[Data excerpts]
--*--
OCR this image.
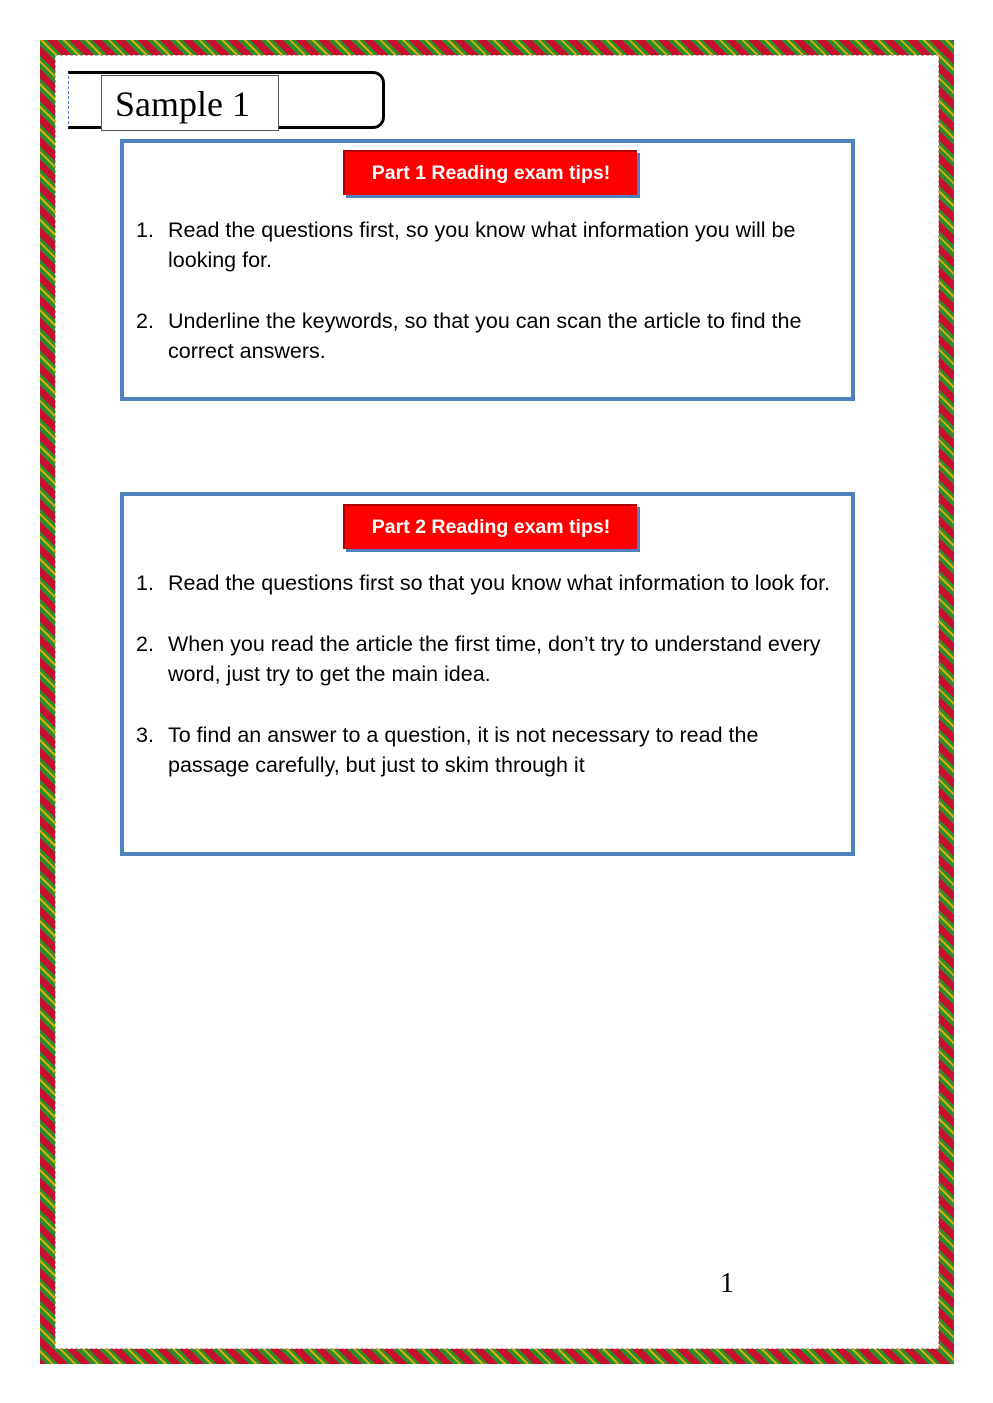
Sample 1
Part 1 Reading exam tips!
1. Read the questions first, so you know what information you will be looking for.
2. Underline the keywords, so that you can scan the article to find the correct answers.
Part 2 Reading exam tips!
1. Read the questions first so that you know what information to look for.
2. When you read the article the first time, don’t try to understand every word, just try to get the main idea.
3. To find an answer to a question, it is not necessary to read the passage carefully, but just to skim through it
1
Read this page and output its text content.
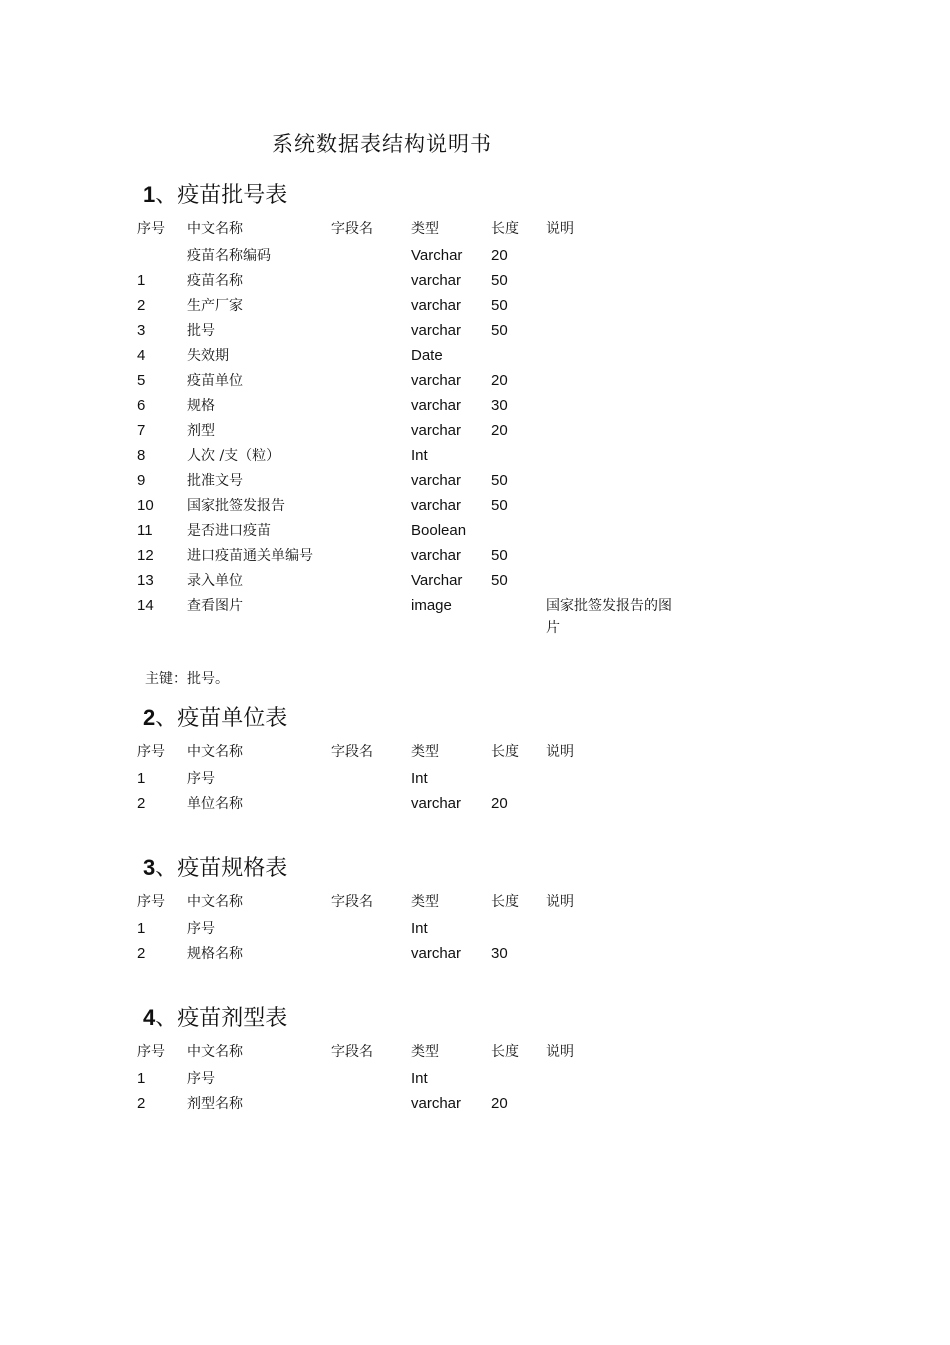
系统数据表结构说明书
1、疫苗批号表
序号	中文名称	字段名	类型	长度	说明
	疫苗名称编码		Varchar	20	
1	疫苗名称		varchar	50	
2	生产厂家		varchar	50	
3	批号		varchar	50	
4	失效期		Date		
5	疫苗单位		varchar	20	
6	规格		varchar	30	
7	剂型		varchar	20	
8	人次 /支（粒）		Int		
9	批准文号		varchar	50	
10	国家批签发报告		varchar	50	
11	是否进口疫苗		Boolean		
12	进口疫苗通关单编号		varchar	50	
13	录入单位		Varchar	50	
14	查看图片		image		国家批签发报告的图片

主键：批号。

2、疫苗单位表
序号	中文名称	字段名	类型	长度	说明
1	序号		Int		
2	单位名称		varchar	20	
3、疫苗规格表
序号	中文名称	字段名	类型	长度	说明
1	序号		Int		
2	规格名称		varchar	30	
4、疫苗剂型表
序号	中文名称	字段名	类型	长度	说明
1	序号		Int		
2	剂型名称		varchar	20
--*--
Instructions to follow> Return every line holding the word "Part" from the records.

Result for this exercise>
Part 1 Reading exam tips!
Part 2 Reading exam tips!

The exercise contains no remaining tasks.